→ The task
Exclude the pictures and reproduce the remaining data exactly as written.

→ Dataset records
..........

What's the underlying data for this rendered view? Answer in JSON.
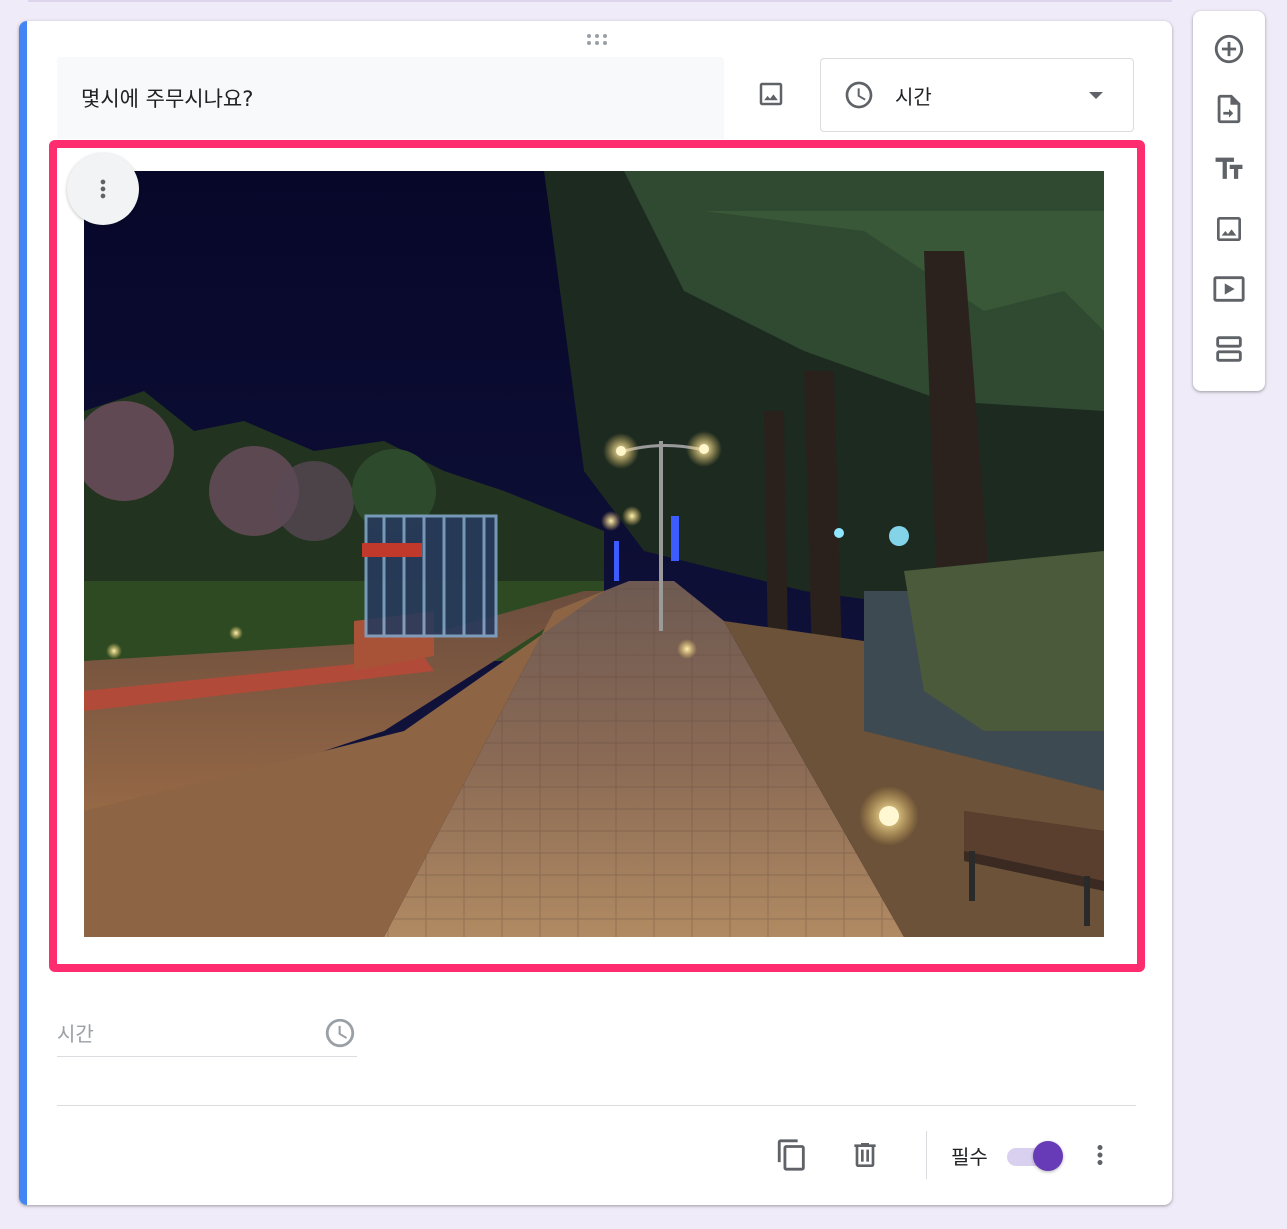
{
  "question": {
    "title": "몇시에 주무시나요?",
    "type_label": "시간"
  },
  "answer": {
    "placeholder": "시간"
  },
  "footer": {
    "required_label": "필수",
    "required_on": true
  },
  "colors": {
    "accent": "#4285f4",
    "highlight": "#ff2d6f",
    "toggle": "#673ab7",
    "background": "#f0ebf8"
  },
  "side_toolbar": [
    "add-question-icon",
    "import-questions-icon",
    "add-title-icon",
    "add-image-icon",
    "add-video-icon",
    "add-section-icon"
  ]
}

..........

→ Solved exercise
What's the underlying data for this rendered view? Answer in JSON.
{
  "question": {
    "title": "몇시에 주무시나요?",
    "type_label": "시간"
  },
  "answer": {
    "placeholder": "시간"
  },
  "footer": {
    "required_label": "필수",
    "required_on": true
  },
  "colors": {
    "accent": "#4285f4",
    "highlight": "#ff2d6f",
    "toggle": "#673ab7",
    "background": "#f0ebf8"
  },
  "side_toolbar": [
    "add-question-icon",
    "import-questions-icon",
    "add-title-icon",
    "add-image-icon",
    "add-video-icon",
    "add-section-icon"
  ]
}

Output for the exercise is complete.